> **What to produce**
Collect every line that includes the string "xlabel".

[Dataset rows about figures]
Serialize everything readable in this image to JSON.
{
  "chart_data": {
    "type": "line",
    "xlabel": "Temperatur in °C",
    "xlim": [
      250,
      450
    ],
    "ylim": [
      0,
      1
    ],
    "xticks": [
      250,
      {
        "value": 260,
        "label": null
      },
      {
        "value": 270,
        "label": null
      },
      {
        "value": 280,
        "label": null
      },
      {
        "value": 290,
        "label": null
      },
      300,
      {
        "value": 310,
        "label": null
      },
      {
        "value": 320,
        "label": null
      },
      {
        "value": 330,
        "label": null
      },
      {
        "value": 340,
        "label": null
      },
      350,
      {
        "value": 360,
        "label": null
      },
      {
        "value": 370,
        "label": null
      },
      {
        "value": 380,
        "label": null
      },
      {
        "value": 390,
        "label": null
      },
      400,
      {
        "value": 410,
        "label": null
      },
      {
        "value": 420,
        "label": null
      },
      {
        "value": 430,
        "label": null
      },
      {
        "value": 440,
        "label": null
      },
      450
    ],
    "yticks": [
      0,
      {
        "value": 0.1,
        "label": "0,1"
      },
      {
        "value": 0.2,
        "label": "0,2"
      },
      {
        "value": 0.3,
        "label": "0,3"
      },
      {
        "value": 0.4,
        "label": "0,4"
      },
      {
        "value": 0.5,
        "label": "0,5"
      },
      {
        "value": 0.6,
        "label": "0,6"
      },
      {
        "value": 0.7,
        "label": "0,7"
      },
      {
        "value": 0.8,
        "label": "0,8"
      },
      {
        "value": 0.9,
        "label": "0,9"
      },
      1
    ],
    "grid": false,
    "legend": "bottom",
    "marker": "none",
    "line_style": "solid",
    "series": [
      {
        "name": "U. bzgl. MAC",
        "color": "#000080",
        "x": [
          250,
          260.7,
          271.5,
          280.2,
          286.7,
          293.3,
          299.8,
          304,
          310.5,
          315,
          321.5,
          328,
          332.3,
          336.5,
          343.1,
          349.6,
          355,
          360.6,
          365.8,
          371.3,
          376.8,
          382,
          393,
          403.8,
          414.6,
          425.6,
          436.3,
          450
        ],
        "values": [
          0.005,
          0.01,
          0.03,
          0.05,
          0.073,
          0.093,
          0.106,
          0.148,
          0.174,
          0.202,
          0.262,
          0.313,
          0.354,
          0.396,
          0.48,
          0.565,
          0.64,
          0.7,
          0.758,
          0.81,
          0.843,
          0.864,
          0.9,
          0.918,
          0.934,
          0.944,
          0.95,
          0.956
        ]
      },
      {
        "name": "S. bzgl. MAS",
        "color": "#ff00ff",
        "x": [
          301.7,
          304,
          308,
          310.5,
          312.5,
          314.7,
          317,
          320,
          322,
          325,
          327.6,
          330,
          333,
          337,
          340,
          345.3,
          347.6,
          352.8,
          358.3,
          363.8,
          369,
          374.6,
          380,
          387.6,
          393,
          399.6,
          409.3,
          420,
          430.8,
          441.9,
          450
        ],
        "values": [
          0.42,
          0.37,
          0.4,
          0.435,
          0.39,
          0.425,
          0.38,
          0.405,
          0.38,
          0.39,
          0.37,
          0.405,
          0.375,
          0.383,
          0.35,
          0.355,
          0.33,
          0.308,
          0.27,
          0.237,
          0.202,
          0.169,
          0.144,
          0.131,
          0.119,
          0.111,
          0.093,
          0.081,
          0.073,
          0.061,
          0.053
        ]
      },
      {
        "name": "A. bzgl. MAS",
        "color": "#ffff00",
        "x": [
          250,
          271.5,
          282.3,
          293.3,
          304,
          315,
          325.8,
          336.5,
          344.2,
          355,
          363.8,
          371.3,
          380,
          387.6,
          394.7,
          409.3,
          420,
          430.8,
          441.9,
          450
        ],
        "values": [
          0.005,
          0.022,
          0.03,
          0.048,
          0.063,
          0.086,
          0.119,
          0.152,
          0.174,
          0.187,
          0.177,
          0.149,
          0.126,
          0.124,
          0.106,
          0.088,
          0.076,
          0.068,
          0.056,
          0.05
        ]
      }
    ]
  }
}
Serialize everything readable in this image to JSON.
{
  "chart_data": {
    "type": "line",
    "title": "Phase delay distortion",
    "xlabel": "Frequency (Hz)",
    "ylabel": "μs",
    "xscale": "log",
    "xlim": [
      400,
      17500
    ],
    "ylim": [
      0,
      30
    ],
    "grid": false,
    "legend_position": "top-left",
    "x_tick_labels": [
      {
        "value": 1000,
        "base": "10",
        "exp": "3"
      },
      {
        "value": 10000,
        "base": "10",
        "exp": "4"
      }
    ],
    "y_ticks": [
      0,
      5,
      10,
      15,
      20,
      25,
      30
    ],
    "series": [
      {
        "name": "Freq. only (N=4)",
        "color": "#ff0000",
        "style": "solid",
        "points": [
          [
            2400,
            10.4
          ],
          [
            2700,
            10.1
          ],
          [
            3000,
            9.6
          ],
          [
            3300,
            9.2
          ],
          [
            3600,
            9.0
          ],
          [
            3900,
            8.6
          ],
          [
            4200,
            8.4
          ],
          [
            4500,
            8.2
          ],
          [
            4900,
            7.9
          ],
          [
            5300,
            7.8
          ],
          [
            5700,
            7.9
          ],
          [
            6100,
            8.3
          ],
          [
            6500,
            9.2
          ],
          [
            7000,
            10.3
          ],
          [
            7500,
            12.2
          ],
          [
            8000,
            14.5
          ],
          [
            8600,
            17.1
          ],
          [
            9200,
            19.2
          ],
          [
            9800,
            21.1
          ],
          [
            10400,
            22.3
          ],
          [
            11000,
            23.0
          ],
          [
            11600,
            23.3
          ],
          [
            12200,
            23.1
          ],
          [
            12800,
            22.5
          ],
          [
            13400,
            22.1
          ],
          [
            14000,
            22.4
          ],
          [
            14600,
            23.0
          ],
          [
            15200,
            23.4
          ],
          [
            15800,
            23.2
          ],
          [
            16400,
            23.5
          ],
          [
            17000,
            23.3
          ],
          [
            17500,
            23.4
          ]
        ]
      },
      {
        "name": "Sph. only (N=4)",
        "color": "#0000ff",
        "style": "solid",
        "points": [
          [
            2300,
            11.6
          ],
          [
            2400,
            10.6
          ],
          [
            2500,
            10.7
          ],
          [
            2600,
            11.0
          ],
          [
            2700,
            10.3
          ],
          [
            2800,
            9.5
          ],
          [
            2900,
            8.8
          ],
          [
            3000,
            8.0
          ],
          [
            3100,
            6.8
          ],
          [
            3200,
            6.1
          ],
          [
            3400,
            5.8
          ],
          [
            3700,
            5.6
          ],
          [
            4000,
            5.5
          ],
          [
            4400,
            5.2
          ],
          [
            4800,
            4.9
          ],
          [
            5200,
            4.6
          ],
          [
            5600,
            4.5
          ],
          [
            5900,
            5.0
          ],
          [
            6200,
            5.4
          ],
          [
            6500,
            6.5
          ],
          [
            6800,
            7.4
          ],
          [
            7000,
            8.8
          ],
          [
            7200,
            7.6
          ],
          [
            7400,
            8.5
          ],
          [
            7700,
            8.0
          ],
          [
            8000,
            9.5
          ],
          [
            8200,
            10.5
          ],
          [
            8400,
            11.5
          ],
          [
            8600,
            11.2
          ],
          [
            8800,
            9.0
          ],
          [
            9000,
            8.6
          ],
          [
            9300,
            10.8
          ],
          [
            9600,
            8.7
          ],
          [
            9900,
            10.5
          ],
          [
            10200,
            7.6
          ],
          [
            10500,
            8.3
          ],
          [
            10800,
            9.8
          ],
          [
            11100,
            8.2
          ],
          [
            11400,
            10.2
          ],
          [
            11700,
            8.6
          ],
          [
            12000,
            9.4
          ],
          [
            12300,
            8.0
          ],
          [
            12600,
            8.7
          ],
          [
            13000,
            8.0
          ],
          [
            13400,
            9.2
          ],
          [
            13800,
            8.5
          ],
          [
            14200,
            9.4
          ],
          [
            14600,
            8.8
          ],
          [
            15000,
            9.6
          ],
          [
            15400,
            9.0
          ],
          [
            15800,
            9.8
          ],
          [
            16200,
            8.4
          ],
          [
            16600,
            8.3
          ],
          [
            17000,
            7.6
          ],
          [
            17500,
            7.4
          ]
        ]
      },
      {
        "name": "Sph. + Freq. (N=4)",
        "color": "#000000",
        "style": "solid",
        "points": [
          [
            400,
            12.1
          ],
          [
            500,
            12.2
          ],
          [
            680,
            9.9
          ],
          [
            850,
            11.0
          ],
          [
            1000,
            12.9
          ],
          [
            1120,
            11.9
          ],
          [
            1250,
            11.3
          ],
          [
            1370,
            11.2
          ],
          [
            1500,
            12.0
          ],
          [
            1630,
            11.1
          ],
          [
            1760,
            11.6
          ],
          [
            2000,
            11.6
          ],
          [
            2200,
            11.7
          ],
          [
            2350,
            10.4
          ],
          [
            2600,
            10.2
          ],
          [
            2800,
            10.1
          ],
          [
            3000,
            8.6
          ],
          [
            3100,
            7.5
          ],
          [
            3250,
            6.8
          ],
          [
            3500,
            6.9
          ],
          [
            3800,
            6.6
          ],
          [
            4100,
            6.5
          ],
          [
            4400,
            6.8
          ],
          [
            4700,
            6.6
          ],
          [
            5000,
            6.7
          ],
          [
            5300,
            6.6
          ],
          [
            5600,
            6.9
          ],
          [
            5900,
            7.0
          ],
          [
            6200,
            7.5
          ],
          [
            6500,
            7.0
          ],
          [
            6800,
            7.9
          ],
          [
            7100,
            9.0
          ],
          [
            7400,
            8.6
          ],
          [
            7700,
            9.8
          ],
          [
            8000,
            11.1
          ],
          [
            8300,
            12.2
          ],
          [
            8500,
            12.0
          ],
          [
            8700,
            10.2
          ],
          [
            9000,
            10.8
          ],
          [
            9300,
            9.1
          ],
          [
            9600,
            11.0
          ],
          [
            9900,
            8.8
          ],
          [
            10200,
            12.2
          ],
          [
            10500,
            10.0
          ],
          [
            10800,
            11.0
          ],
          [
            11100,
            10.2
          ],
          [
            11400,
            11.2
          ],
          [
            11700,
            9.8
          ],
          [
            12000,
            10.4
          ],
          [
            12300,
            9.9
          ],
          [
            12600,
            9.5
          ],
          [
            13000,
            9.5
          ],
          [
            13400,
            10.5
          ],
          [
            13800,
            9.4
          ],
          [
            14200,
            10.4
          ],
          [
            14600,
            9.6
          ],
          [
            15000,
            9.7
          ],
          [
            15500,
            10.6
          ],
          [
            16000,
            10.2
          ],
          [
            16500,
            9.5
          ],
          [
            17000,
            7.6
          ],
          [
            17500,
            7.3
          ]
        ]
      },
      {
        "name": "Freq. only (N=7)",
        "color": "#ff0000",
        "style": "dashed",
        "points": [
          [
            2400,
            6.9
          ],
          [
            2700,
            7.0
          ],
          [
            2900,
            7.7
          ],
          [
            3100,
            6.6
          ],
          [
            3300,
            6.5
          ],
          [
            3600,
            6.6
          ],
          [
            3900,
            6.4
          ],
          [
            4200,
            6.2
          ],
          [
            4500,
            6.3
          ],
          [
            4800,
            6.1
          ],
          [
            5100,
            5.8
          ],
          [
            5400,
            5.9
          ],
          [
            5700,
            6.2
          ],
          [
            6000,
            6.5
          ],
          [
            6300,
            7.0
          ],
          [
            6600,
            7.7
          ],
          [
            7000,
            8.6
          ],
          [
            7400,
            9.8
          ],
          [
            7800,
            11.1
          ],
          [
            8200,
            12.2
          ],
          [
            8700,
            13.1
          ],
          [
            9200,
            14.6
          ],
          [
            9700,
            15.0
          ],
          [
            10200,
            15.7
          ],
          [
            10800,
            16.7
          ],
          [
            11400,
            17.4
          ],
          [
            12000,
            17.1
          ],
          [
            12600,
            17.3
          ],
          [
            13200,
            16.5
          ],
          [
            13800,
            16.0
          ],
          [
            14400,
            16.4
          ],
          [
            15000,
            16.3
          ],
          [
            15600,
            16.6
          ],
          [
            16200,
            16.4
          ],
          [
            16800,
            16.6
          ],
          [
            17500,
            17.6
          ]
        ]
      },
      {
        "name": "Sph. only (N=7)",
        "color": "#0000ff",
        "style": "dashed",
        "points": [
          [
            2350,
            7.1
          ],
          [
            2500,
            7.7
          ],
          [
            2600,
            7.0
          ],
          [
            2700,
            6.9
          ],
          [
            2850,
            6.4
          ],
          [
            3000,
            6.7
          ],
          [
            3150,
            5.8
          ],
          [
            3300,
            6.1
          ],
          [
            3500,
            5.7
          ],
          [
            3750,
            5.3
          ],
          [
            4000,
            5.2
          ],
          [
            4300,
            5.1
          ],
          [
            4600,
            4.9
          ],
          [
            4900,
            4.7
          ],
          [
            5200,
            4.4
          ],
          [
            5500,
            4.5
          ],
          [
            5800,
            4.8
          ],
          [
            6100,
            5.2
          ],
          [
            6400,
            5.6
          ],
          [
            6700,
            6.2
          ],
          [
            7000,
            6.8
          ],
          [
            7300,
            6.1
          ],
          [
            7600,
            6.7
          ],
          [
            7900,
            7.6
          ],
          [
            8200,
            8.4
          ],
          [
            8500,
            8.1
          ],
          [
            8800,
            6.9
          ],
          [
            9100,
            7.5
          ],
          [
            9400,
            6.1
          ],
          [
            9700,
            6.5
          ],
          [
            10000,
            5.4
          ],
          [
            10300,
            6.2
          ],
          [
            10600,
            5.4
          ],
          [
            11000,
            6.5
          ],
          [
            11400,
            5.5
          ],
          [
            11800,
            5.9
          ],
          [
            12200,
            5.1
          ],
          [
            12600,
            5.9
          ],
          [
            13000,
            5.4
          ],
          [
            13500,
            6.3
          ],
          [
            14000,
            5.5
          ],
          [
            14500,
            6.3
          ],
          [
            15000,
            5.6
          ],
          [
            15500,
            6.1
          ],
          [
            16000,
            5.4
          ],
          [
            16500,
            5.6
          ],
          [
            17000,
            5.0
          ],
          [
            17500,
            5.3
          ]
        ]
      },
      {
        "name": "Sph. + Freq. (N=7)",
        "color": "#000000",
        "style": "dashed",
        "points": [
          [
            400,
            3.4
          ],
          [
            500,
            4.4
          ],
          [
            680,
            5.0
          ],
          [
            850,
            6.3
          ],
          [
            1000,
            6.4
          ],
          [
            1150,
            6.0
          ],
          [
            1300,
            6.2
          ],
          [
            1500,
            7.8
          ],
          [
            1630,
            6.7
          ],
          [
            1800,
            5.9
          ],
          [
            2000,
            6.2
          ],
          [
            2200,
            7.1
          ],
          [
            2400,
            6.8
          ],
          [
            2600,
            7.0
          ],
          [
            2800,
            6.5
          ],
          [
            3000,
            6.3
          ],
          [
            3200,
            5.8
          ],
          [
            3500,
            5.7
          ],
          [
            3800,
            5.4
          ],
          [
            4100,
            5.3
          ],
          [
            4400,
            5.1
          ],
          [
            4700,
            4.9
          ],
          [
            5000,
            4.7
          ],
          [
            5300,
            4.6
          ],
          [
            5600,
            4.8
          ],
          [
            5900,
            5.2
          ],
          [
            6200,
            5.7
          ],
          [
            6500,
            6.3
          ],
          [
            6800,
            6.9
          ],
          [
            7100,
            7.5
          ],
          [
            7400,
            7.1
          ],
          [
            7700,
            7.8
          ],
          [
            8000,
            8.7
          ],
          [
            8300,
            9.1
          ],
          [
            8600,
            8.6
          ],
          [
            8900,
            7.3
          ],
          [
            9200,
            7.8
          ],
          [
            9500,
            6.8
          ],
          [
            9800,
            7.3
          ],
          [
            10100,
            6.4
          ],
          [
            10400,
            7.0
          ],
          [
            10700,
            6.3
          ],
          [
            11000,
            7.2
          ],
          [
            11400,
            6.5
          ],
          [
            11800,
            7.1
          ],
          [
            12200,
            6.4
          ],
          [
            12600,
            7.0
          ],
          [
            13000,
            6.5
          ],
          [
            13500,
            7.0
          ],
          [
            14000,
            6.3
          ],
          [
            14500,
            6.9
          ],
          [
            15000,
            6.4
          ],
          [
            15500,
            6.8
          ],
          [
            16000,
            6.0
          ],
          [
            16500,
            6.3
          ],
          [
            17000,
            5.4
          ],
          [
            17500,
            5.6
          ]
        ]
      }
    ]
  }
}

> **Exercise response**
    "xlabel": "Temperatur in °C",
    "xlabel": "Frequency (Hz)",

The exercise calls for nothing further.